### Dataset excerpt
━━━━━━━━
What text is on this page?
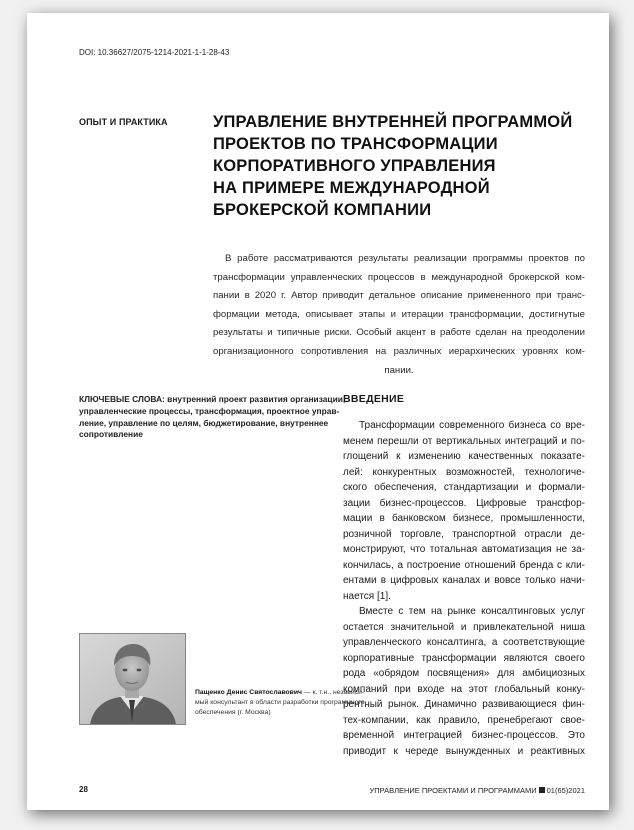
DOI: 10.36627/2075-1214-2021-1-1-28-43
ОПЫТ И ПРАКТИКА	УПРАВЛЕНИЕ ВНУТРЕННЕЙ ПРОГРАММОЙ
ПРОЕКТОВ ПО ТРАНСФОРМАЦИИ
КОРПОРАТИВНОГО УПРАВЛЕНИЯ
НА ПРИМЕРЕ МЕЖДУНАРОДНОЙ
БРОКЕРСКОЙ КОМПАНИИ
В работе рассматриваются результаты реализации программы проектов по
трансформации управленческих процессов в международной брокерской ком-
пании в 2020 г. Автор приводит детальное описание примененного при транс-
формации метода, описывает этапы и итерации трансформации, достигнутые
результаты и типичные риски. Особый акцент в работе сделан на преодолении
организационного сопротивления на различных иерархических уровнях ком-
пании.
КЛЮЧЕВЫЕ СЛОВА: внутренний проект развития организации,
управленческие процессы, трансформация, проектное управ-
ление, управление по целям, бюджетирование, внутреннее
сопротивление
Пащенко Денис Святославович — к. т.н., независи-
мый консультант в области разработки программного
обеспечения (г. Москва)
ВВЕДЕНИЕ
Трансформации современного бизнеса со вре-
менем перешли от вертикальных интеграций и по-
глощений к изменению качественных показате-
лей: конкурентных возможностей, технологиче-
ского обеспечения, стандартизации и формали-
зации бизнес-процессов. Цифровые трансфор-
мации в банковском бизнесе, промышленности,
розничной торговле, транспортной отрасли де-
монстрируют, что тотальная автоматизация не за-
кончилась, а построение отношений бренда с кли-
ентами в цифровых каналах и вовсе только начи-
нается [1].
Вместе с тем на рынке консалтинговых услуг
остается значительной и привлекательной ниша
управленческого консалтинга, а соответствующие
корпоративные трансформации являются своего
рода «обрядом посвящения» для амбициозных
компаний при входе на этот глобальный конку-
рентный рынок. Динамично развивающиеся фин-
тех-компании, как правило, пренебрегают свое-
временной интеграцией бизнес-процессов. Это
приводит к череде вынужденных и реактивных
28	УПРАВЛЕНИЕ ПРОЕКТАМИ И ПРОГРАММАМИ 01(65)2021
━━━━━━━━
### Required task
Your task is to reproduce all of the material exactly. The pictures stay out.

### Solved exercise
What text is on this page?
DOI: 10.36627/2075-1214-2021-1-1-28-43
ОПЫТ И ПРАКТИКА	УПРАВЛЕНИЕ ВНУТРЕННЕЙ ПРОГРАММОЙ
ПРОЕКТОВ ПО ТРАНСФОРМАЦИИ
КОРПОРАТИВНОГО УПРАВЛЕНИЯ
НА ПРИМЕРЕ МЕЖДУНАРОДНОЙ
БРОКЕРСКОЙ КОМПАНИИ
В работе рассматриваются результаты реализации программы проектов по
трансформации управленческих процессов в международной брокерской ком-
пании в 2020 г. Автор приводит детальное описание примененного при транс-
формации метода, описывает этапы и итерации трансформации, достигнутые
результаты и типичные риски. Особый акцент в работе сделан на преодолении
организационного сопротивления на различных иерархических уровнях ком-
пании.
КЛЮЧЕВЫЕ СЛОВА: внутренний проект развития организации,
управленческие процессы, трансформация, проектное управ-
ление, управление по целям, бюджетирование, внутреннее
сопротивление
Пащенко Денис Святославович — к. т.н., независи-
мый консультант в области разработки программного
обеспечения (г. Москва)
ВВЕДЕНИЕ
Трансформации современного бизнеса со вре-
менем перешли от вертикальных интеграций и по-
глощений к изменению качественных показате-
лей: конкурентных возможностей, технологиче-
ского обеспечения, стандартизации и формали-
зации бизнес-процессов. Цифровые трансфор-
мации в банковском бизнесе, промышленности,
розничной торговле, транспортной отрасли де-
монстрируют, что тотальная автоматизация не за-
кончилась, а построение отношений бренда с кли-
ентами в цифровых каналах и вовсе только начи-
нается [1].
Вместе с тем на рынке консалтинговых услуг
остается значительной и привлекательной ниша
управленческого консалтинга, а соответствующие
корпоративные трансформации являются своего
рода «обрядом посвящения» для амбициозных
компаний при входе на этот глобальный конку-
рентный рынок. Динамично развивающиеся фин-
тех-компании, как правило, пренебрегают свое-
временной интеграцией бизнес-процессов. Это
приводит к череде вынужденных и реактивных
28	УПРАВЛЕНИЕ ПРОЕКТАМИ И ПРОГРАММАМИ 01(65)2021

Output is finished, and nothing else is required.